- RECORDS SUPPLIED
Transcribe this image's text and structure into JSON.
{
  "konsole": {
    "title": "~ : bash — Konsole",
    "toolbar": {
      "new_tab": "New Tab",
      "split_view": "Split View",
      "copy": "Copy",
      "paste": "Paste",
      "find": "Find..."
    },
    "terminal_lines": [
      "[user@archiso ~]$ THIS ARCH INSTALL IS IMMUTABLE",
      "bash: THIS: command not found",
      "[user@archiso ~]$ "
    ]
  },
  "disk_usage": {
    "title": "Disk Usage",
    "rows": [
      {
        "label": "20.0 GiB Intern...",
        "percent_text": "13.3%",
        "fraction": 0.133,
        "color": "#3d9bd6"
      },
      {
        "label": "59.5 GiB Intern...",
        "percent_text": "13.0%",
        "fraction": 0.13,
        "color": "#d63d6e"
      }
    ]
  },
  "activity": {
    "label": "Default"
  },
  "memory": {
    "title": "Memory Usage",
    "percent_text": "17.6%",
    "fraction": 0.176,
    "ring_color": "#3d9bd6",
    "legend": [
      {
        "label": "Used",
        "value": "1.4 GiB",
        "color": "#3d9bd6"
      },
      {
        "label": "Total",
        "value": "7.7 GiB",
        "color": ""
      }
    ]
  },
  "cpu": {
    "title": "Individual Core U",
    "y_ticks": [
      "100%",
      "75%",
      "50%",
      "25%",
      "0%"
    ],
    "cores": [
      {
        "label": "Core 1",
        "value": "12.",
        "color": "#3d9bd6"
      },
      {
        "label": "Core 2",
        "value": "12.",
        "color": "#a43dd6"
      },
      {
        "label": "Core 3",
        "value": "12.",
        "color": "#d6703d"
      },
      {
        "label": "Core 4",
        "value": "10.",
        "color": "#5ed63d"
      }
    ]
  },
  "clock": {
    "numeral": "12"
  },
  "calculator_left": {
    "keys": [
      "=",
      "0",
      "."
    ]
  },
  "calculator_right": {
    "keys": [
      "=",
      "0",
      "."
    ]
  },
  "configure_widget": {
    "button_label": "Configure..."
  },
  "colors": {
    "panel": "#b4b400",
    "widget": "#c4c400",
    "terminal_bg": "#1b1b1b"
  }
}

- TASK TO CARRY OUT
Word for word, extract all the records.

- FULL SOLUTION
Transcribe this image's text and structure into JSON.
{
  "konsole": {
    "title": "~ : bash — Konsole",
    "toolbar": {
      "new_tab": "New Tab",
      "split_view": "Split View",
      "copy": "Copy",
      "paste": "Paste",
      "find": "Find..."
    },
    "terminal_lines": [
      "[user@archiso ~]$ THIS ARCH INSTALL IS IMMUTABLE",
      "bash: THIS: command not found",
      "[user@archiso ~]$ "
    ]
  },
  "disk_usage": {
    "title": "Disk Usage",
    "rows": [
      {
        "label": "20.0 GiB Intern...",
        "percent_text": "13.3%",
        "fraction": 0.133,
        "color": "#3d9bd6"
      },
      {
        "label": "59.5 GiB Intern...",
        "percent_text": "13.0%",
        "fraction": 0.13,
        "color": "#d63d6e"
      }
    ]
  },
  "activity": {
    "label": "Default"
  },
  "memory": {
    "title": "Memory Usage",
    "percent_text": "17.6%",
    "fraction": 0.176,
    "ring_color": "#3d9bd6",
    "legend": [
      {
        "label": "Used",
        "value": "1.4 GiB",
        "color": "#3d9bd6"
      },
      {
        "label": "Total",
        "value": "7.7 GiB",
        "color": ""
      }
    ]
  },
  "cpu": {
    "title": "Individual Core U",
    "y_ticks": [
      "100%",
      "75%",
      "50%",
      "25%",
      "0%"
    ],
    "cores": [
      {
        "label": "Core 1",
        "value": "12.",
        "color": "#3d9bd6"
      },
      {
        "label": "Core 2",
        "value": "12.",
        "color": "#a43dd6"
      },
      {
        "label": "Core 3",
        "value": "12.",
        "color": "#d6703d"
      },
      {
        "label": "Core 4",
        "value": "10.",
        "color": "#5ed63d"
      }
    ]
  },
  "clock": {
    "numeral": "12"
  },
  "calculator_left": {
    "keys": [
      "=",
      "0",
      "."
    ]
  },
  "calculator_right": {
    "keys": [
      "=",
      "0",
      "."
    ]
  },
  "configure_widget": {
    "button_label": "Configure..."
  },
  "colors": {
    "panel": "#b4b400",
    "widget": "#c4c400",
    "terminal_bg": "#1b1b1b"
  }
}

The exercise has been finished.